> **Directions**
Set the listing down again in full, word for word, with the pictures left out.

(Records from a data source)
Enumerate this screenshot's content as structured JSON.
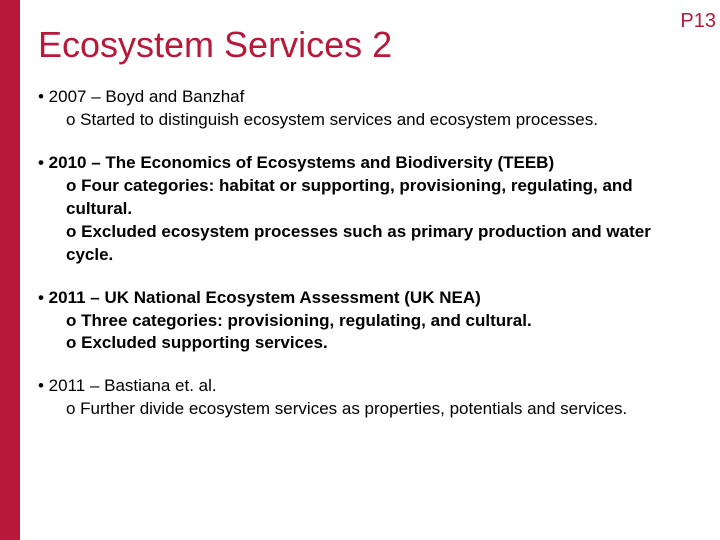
{
  "colors": {
    "sidebar": "#b8193a",
    "title": "#b8193a",
    "pageNum": "#b8193a",
    "text": "#000000",
    "background": "#ffffff"
  },
  "pageNumber": "P13",
  "title": "Ecosystem Services 2",
  "sections": [
    {
      "bold": false,
      "head": "• 2007 – Boyd and Banzhaf",
      "subs": [
        "o   Started to distinguish ecosystem services and ecosystem processes."
      ]
    },
    {
      "bold": true,
      "head": "• 2010 – The Economics of Ecosystems and Biodiversity (TEEB)",
      "subs": [
        "o   Four categories: habitat or supporting, provisioning, regulating, and cultural.",
        "o   Excluded ecosystem processes such as primary production and water cycle."
      ]
    },
    {
      "bold": true,
      "head": "• 2011 – UK National Ecosystem Assessment (UK NEA)",
      "subs": [
        "o   Three categories: provisioning, regulating, and cultural.",
        "o   Excluded supporting services."
      ]
    },
    {
      "bold": false,
      "head": "• 2011 – Bastiana et. al.",
      "subs": [
        "o   Further divide ecosystem services as properties, potentials and services."
      ]
    }
  ]
}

> **Written answer**
Enumerate this screenshot's content as structured JSON.
{
  "colors": {
    "sidebar": "#b8193a",
    "title": "#b8193a",
    "pageNum": "#b8193a",
    "text": "#000000",
    "background": "#ffffff"
  },
  "pageNumber": "P13",
  "title": "Ecosystem Services 2",
  "sections": [
    {
      "bold": false,
      "head": "• 2007 – Boyd and Banzhaf",
      "subs": [
        "o   Started to distinguish ecosystem services and ecosystem processes."
      ]
    },
    {
      "bold": true,
      "head": "• 2010 – The Economics of Ecosystems and Biodiversity (TEEB)",
      "subs": [
        "o   Four categories: habitat or supporting, provisioning, regulating, and cultural.",
        "o   Excluded ecosystem processes such as primary production and water cycle."
      ]
    },
    {
      "bold": true,
      "head": "• 2011 – UK National Ecosystem Assessment (UK NEA)",
      "subs": [
        "o   Three categories: provisioning, regulating, and cultural.",
        "o   Excluded supporting services."
      ]
    },
    {
      "bold": false,
      "head": "• 2011 – Bastiana et. al.",
      "subs": [
        "o   Further divide ecosystem services as properties, potentials and services."
      ]
    }
  ]
}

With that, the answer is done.